TASK OBJECTIVE:
Every line that contains "JSON" counts once; give the total number of such lines, with no other words.

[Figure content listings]
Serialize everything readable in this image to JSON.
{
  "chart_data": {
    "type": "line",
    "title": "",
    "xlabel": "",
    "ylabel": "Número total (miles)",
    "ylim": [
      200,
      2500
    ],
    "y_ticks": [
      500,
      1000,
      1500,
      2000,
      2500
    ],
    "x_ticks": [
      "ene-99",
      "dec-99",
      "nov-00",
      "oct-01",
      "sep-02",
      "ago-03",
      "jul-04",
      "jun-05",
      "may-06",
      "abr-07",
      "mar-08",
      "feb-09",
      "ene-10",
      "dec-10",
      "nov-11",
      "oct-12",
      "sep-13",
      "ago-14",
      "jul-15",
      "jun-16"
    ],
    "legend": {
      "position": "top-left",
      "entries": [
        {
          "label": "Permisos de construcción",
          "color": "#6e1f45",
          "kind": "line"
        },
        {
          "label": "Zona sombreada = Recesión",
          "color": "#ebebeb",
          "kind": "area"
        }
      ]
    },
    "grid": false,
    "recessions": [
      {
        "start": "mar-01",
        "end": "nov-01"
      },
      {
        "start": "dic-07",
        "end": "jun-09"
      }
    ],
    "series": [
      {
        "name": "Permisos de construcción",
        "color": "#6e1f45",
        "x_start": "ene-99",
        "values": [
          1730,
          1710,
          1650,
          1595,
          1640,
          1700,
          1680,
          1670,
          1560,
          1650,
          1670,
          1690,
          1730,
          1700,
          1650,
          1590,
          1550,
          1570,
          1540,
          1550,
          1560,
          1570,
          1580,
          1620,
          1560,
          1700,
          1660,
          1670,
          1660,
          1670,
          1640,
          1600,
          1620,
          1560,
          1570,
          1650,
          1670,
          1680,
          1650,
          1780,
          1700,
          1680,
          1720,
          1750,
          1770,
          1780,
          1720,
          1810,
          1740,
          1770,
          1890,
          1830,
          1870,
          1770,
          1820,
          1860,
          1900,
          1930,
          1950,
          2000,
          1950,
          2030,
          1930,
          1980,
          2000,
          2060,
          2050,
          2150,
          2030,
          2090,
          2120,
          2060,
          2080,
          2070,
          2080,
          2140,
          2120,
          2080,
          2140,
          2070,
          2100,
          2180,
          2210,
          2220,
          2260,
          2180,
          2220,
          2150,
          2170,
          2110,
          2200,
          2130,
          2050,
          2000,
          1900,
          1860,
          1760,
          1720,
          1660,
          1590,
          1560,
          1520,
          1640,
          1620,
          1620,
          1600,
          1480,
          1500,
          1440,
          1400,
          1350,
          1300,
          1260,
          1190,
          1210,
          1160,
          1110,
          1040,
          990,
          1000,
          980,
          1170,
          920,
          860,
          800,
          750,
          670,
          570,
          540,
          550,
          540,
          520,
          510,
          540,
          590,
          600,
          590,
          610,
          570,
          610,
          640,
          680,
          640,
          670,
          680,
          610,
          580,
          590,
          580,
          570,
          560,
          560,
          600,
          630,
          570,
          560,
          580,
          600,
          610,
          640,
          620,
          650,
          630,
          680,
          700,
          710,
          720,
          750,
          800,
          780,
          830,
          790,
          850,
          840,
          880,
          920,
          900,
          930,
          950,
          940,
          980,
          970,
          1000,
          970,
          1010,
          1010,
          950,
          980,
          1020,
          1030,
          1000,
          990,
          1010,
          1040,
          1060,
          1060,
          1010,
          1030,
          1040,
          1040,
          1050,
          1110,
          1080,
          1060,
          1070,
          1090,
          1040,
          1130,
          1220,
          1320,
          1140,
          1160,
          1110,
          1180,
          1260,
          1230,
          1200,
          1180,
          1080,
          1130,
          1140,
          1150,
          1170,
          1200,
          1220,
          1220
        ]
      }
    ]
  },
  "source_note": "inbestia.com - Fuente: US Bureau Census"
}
* * *
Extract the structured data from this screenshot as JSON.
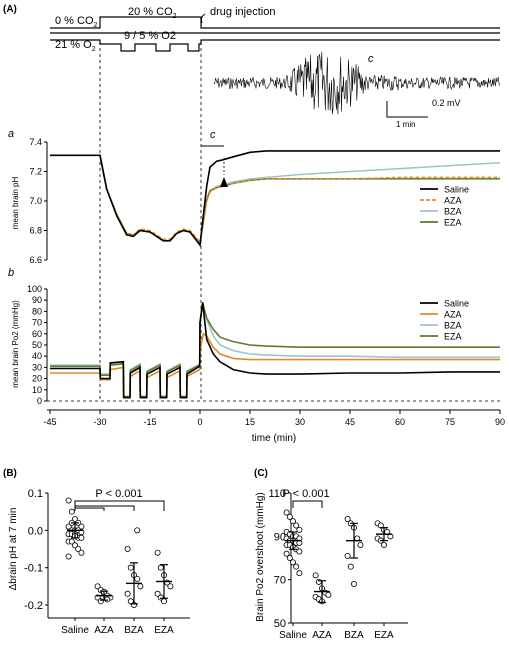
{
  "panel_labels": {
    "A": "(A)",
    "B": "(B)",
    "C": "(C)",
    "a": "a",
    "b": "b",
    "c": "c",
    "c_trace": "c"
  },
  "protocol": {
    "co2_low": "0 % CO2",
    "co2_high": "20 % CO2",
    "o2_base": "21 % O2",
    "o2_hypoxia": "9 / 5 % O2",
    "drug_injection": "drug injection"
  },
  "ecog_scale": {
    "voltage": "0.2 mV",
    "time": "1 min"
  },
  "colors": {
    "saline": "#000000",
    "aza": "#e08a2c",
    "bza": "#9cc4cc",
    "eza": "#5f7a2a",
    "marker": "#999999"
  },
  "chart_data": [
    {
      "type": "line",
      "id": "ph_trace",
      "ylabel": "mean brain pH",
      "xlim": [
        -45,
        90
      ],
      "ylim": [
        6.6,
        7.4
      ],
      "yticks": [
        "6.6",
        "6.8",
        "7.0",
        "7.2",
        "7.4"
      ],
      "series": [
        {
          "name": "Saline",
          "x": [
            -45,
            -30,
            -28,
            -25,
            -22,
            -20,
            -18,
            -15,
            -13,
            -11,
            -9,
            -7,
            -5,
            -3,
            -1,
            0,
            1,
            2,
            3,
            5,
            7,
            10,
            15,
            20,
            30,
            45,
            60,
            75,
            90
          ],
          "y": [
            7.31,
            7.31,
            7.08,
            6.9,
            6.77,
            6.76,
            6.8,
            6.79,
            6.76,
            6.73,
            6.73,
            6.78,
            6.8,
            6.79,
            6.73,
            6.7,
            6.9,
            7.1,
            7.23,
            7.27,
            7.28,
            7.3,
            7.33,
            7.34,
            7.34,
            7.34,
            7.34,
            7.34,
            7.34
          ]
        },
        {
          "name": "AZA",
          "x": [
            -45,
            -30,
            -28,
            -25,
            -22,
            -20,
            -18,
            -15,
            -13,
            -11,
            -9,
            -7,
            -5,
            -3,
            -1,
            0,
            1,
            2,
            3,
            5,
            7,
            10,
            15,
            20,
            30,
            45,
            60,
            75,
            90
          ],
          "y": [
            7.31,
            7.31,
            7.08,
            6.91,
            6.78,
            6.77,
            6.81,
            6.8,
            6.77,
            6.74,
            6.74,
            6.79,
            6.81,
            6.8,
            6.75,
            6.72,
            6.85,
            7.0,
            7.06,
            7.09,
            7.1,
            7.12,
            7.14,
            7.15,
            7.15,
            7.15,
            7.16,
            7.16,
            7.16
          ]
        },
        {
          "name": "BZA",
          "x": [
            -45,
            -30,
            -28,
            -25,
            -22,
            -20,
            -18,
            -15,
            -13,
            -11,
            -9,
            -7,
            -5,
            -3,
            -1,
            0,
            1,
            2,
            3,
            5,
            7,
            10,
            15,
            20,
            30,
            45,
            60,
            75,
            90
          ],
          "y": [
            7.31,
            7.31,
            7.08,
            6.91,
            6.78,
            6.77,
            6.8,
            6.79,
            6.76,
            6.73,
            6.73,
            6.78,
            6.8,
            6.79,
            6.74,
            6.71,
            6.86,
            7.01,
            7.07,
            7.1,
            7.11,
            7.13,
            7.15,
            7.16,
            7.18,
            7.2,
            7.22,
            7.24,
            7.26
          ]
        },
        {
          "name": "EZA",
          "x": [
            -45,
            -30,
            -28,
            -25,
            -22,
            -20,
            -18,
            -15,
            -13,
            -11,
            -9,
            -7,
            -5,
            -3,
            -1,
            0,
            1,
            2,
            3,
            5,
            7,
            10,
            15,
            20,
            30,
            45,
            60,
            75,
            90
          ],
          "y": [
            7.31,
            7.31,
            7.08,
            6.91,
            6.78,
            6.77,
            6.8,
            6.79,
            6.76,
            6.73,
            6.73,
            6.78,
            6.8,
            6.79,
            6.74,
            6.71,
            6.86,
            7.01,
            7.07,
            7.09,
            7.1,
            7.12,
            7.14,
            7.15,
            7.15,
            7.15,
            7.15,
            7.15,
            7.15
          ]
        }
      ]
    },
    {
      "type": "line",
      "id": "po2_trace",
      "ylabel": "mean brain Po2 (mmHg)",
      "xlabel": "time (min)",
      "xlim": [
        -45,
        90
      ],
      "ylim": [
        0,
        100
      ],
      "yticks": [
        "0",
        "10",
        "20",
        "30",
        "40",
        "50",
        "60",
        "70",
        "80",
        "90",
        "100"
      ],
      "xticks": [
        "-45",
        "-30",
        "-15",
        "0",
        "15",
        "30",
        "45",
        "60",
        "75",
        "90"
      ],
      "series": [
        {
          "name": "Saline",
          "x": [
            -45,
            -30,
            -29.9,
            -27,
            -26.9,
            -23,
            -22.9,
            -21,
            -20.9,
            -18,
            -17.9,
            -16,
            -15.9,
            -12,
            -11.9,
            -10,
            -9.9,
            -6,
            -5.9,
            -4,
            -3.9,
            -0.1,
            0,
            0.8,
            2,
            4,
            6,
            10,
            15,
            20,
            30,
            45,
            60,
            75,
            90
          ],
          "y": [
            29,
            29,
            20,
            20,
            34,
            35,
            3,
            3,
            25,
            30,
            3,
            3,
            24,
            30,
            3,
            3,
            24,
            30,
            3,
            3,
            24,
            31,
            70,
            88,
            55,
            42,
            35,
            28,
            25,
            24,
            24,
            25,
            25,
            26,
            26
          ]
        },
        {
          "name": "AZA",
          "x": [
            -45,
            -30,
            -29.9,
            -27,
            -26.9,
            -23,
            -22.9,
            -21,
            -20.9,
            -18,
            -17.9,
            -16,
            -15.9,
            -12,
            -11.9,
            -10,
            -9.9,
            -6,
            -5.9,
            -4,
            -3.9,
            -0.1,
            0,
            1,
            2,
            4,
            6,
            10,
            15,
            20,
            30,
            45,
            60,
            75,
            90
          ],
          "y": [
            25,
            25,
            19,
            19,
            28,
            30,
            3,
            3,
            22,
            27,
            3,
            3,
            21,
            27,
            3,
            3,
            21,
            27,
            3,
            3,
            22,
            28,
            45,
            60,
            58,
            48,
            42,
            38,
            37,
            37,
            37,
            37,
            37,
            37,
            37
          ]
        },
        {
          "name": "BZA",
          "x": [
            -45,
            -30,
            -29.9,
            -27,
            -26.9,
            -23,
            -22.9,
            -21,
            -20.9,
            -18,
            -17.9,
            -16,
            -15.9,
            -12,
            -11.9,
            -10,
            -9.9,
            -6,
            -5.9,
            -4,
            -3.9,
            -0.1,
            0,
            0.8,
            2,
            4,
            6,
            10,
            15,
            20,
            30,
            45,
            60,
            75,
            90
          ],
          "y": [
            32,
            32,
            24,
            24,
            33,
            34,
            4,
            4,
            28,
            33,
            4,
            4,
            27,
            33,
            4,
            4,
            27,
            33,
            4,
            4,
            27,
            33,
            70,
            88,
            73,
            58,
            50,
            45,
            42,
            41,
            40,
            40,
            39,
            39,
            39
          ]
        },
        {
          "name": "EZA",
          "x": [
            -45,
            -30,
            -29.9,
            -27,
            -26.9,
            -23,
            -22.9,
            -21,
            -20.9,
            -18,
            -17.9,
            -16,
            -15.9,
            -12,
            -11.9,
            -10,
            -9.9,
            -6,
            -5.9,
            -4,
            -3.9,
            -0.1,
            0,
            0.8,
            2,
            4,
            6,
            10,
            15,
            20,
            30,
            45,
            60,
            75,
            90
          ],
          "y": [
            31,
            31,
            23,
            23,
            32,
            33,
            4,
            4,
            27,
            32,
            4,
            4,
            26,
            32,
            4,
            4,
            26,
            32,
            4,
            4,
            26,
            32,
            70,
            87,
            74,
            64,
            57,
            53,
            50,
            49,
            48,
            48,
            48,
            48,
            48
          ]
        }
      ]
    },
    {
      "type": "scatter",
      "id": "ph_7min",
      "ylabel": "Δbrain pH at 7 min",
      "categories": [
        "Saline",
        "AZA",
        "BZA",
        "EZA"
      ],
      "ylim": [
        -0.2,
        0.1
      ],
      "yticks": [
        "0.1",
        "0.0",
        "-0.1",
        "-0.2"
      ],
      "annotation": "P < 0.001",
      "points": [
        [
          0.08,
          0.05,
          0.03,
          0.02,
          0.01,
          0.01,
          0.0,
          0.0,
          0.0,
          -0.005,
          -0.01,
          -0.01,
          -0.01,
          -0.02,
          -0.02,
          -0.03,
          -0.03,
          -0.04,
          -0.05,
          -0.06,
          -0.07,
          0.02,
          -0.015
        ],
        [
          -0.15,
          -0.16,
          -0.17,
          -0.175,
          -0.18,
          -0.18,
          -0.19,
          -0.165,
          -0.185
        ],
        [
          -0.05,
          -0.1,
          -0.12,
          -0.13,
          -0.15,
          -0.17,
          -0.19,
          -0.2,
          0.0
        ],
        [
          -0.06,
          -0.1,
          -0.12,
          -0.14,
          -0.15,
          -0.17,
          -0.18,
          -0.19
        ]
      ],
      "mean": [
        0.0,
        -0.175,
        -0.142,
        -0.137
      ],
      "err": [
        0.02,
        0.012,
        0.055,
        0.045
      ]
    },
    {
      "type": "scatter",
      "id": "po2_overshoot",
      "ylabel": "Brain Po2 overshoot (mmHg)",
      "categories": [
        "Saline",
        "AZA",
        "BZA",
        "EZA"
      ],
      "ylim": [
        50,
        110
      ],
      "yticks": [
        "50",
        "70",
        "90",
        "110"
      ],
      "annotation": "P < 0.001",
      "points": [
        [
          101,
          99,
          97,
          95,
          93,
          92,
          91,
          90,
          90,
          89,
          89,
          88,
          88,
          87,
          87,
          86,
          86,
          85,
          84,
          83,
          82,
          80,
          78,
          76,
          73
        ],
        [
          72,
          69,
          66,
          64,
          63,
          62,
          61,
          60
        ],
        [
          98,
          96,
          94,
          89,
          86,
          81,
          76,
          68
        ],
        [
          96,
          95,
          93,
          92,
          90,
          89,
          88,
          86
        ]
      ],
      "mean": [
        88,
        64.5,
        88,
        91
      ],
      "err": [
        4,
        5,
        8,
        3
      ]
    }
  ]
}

RESPONSE BELOW:
2